- [Problem statement]: Using the listing below, extract each line that has the word "Bank" in it.

◇ ◇ ◇ ◇ ◇ ◇ ◇

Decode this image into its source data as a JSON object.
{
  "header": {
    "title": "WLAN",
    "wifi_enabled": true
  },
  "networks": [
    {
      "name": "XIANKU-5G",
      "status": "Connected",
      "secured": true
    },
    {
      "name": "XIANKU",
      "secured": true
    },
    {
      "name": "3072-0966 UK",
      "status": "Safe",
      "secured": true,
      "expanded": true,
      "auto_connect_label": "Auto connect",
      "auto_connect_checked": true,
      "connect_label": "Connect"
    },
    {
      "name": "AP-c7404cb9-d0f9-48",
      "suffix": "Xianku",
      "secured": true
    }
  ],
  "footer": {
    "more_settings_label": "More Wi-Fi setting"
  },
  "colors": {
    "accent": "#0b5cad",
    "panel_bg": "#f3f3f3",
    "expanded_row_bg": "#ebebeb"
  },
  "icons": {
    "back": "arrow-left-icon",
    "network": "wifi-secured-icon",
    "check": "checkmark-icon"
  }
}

◇ ◇ ◇ ◇ ◇ ◇ ◇

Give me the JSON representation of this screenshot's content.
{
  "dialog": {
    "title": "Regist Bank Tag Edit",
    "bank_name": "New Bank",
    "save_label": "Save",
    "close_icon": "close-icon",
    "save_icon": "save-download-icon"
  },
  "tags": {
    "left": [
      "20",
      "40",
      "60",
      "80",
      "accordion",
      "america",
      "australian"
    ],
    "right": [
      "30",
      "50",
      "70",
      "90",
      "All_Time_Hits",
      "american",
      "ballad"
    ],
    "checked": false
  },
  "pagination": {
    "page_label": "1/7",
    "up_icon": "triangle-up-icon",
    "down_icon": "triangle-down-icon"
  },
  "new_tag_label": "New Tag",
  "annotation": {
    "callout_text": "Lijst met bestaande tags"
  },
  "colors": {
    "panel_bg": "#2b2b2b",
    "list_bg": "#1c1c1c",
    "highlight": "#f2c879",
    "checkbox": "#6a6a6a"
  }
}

◇ ◇ ◇ ◇ ◇ ◇ ◇

- [Expected output]:
    "title": "Regist Bank Tag Edit",
    "bank_name": "New Bank",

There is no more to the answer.